Copy, from the entries below, each line where the word "this" can be found.

**SUPPLIED RECORDS**
>>>>

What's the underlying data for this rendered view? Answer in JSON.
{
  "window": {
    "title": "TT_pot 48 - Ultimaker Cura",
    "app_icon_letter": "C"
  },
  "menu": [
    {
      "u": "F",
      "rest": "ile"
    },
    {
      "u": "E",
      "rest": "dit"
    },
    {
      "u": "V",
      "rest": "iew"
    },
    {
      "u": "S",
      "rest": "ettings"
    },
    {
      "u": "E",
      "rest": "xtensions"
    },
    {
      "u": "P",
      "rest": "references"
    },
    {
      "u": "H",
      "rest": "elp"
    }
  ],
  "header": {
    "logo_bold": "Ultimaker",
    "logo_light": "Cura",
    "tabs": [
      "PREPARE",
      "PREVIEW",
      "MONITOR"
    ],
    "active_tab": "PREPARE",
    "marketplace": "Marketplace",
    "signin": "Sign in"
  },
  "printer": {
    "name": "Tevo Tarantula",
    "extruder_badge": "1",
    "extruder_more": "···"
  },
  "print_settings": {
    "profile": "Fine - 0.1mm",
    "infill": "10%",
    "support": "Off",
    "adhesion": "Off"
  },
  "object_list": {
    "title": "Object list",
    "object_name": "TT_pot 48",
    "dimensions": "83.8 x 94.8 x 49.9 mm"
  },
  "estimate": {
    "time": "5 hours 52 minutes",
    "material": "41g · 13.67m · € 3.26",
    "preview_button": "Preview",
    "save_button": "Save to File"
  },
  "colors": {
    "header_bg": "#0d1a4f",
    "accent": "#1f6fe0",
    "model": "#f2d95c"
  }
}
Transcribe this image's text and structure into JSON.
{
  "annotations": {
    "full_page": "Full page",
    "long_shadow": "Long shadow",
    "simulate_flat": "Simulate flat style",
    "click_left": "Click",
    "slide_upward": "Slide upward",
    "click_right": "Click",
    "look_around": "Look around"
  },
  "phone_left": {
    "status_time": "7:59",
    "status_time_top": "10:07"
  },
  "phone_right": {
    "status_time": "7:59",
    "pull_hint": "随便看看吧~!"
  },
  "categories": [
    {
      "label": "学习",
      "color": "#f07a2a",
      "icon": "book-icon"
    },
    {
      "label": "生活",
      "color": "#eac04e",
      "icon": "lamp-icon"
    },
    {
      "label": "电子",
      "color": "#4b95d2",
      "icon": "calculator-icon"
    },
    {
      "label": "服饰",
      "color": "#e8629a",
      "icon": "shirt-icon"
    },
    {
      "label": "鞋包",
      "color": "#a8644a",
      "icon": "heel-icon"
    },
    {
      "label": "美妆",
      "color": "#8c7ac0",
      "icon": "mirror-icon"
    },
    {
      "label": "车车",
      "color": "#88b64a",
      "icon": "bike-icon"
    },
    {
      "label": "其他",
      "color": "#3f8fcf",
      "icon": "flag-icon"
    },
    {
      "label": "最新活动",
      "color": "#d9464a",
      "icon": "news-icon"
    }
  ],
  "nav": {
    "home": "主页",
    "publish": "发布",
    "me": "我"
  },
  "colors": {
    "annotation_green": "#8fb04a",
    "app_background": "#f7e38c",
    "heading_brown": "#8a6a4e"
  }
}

<<<<

**FULL OUTPUT**
What's the underlying data for this rendered view? Answer in JSON.
Transcribe this image's text and structure into JSON.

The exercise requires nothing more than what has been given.